▶ [Task goal]:
Set down all of the data that follows word for word, without the images.

▶ [Provided records]:
-- begin --
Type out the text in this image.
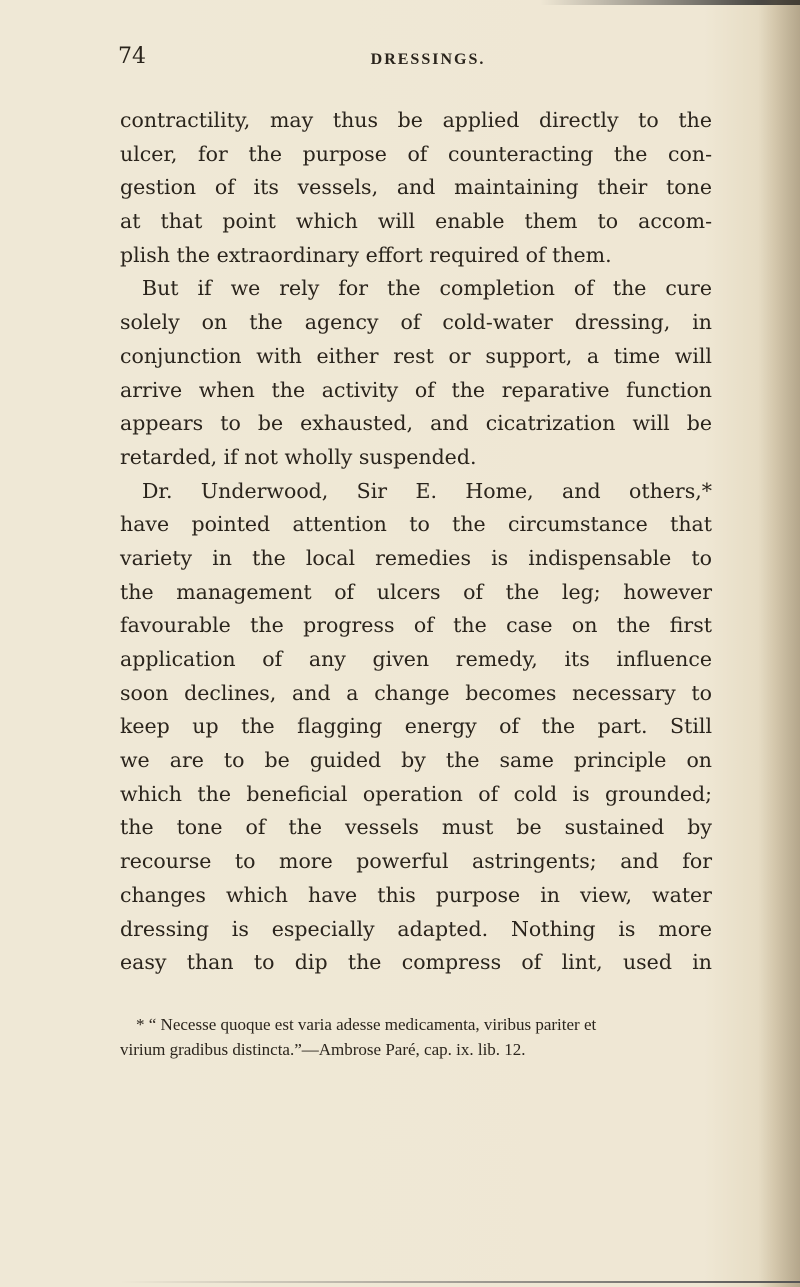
74	DRESSINGS.
contractility, may thus be applied directly to the
ulcer, for the purpose of counteracting the con-
gestion of its vessels, and maintaining their tone
at that point which will enable them to accom-
plish the extraordinary effort required of them.
But if we rely for the completion of the cure
solely on the agency of cold-water dressing, in
conjunction with either rest or support, a time will
arrive when the activity of the reparative function
appears to be exhausted, and cicatrization will be
retarded, if not wholly suspended.
Dr. Underwood, Sir E. Home, and others,*
have pointed attention to the circumstance that
variety in the local remedies is indispensable to
the management of ulcers of the leg; however
favourable the progress of the case on the first
application of any given remedy, its influence
soon declines, and a change becomes necessary to
keep up the flagging energy of the part. Still
we are to be guided by the same principle on
which the beneficial operation of cold is grounded;
the tone of the vessels must be sustained by
recourse to more powerful astringents; and for
changes which have this purpose in view, water
dressing is especially adapted. Nothing is more
easy than to dip the compress of lint, used in
* “ Necesse quoque est varia adesse medicamenta, viribus pariter et
virium gradibus distincta.”—Ambrose Paré, cap. ix. lib. 12.
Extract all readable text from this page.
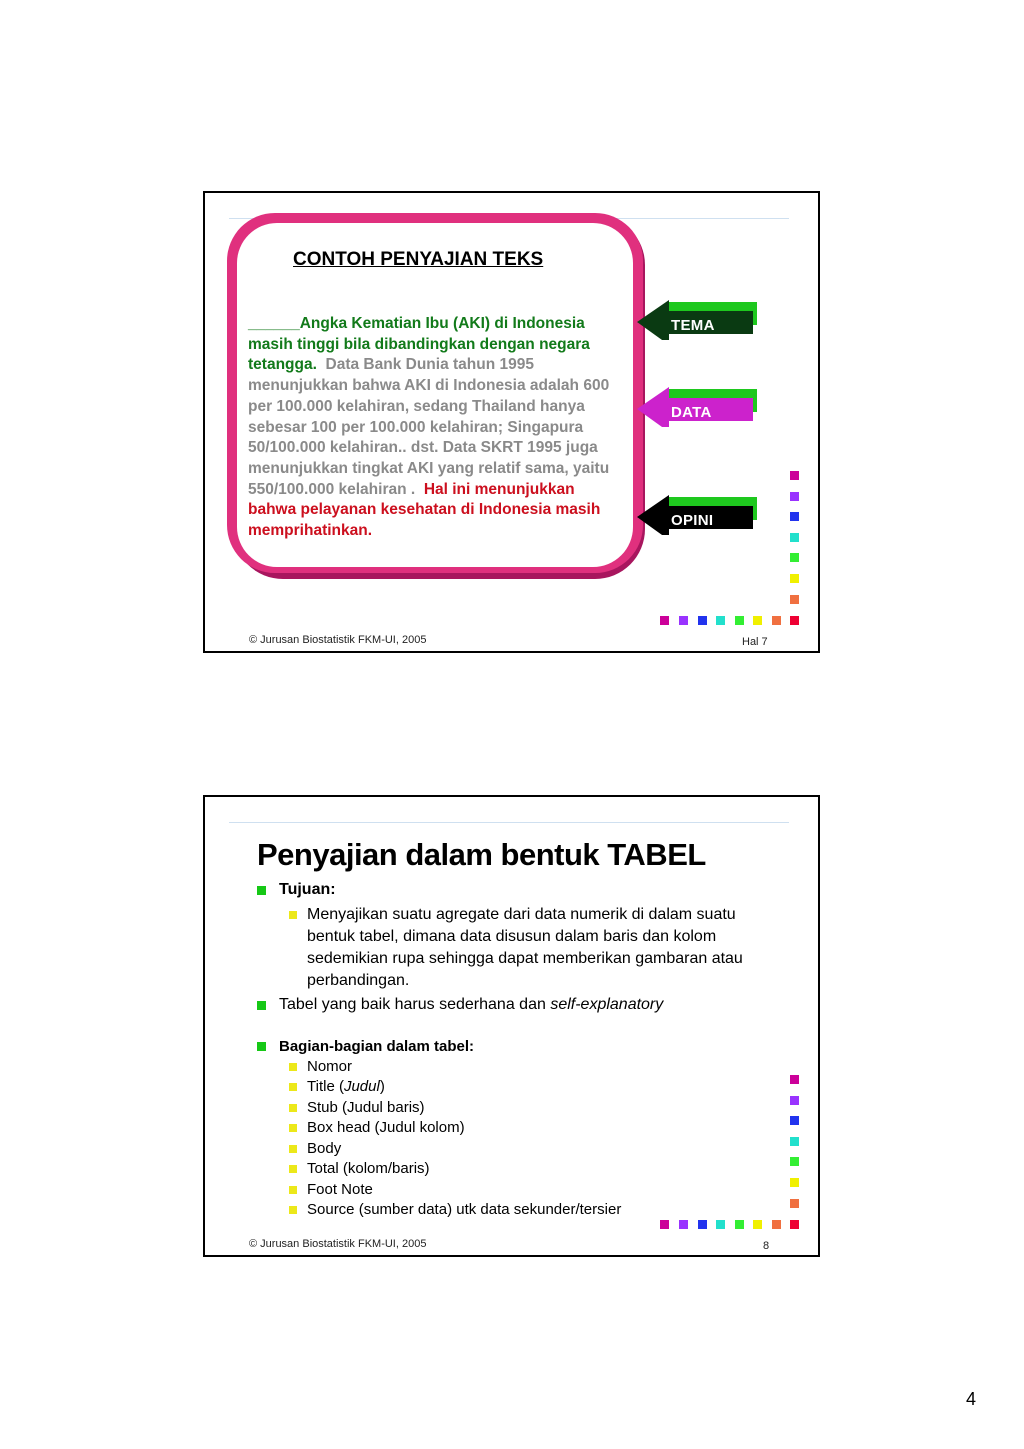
CONTOH PENYAJIAN TEKS
______Angka Kematian Ibu (AKI) di Indonesia masih tinggi bila dibandingkan dengan negara tetangga. Data Bank Dunia tahun 1995 menunjukkan bahwa AKI di Indonesia adalah 600 per 100.000 kelahiran, sedang Thailand hanya sebesar 100 per 100.000 kelahiran; Singapura 50/100.000 kelahiran.. dst. Data SKRT 1995 juga menunjukkan tingkat AKI yang relatif sama, yaitu 550/100.000 kelahiran . Hal ini menunjukkan bahwa pelayanan kesehatan di Indonesia masih memprihatinkan.
TEMA
DATA
OPINI
© Jurusan Biostatistik FKM-UI, 2005	Hal 7
Penyajian dalam bentuk TABEL
Tujuan:
Menyajikan suatu agregate dari data numerik di dalam suatu bentuk tabel, dimana data disusun dalam baris dan kolom sedemikian rupa sehingga dapat memberikan gambaran atau perbandingan.
Tabel yang baik harus sederhana dan self-explanatory
Bagian-bagian dalam tabel:
Nomor
Title (Judul)
Stub (Judul baris)
Box head (Judul kolom)
Body
Total (kolom/baris)
Foot Note
Source (sumber data) utk data sekunder/tersier
© Jurusan Biostatistik FKM-UI, 2005	8
4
-- end --
▶ [Result for this exercise]:
Type out the text in this image.
74	DRESSINGS.
contractility, may thus be applied directly to the
ulcer, for the purpose of counteracting the con-
gestion of its vessels, and maintaining their tone
at that point which will enable them to accom-
plish the extraordinary effort required of them.
But if we rely for the completion of the cure
solely on the agency of cold-water dressing, in
conjunction with either rest or support, a time will
arrive when the activity of the reparative function
appears to be exhausted, and cicatrization will be
retarded, if not wholly suspended.
Dr. Underwood, Sir E. Home, and others,*
have pointed attention to the circumstance that
variety in the local remedies is indispensable to
the management of ulcers of the leg; however
favourable the progress of the case on the first
application of any given remedy, its influence
soon declines, and a change becomes necessary to
keep up the flagging energy of the part. Still
we are to be guided by the same principle on
which the beneficial operation of cold is grounded;
the tone of the vessels must be sustained by
recourse to more powerful astringents; and for
changes which have this purpose in view, water
dressing is especially adapted. Nothing is more
easy than to dip the compress of lint, used in
* “ Necesse quoque est varia adesse medicamenta, viribus pariter et
virium gradibus distincta.”—Ambrose Paré, cap. ix. lib. 12.
Extract all readable text from this page.
CONTOH PENYAJIAN TEKS
______Angka Kematian Ibu (AKI) di Indonesia masih tinggi bila dibandingkan dengan negara tetangga. Data Bank Dunia tahun 1995 menunjukkan bahwa AKI di Indonesia adalah 600 per 100.000 kelahiran, sedang Thailand hanya sebesar 100 per 100.000 kelahiran; Singapura 50/100.000 kelahiran.. dst. Data SKRT 1995 juga menunjukkan tingkat AKI yang relatif sama, yaitu 550/100.000 kelahiran . Hal ini menunjukkan bahwa pelayanan kesehatan di Indonesia masih memprihatinkan.
TEMA
DATA
OPINI
© Jurusan Biostatistik FKM-UI, 2005	Hal 7
Penyajian dalam bentuk TABEL
Tujuan:
Menyajikan suatu agregate dari data numerik di dalam suatu bentuk tabel, dimana data disusun dalam baris dan kolom sedemikian rupa sehingga dapat memberikan gambaran atau perbandingan.
Tabel yang baik harus sederhana dan self-explanatory
Bagian-bagian dalam tabel:
Nomor
Title (Judul)
Stub (Judul baris)
Box head (Judul kolom)
Body
Total (kolom/baris)
Foot Note
Source (sumber data) utk data sekunder/tersier
© Jurusan Biostatistik FKM-UI, 2005	8
4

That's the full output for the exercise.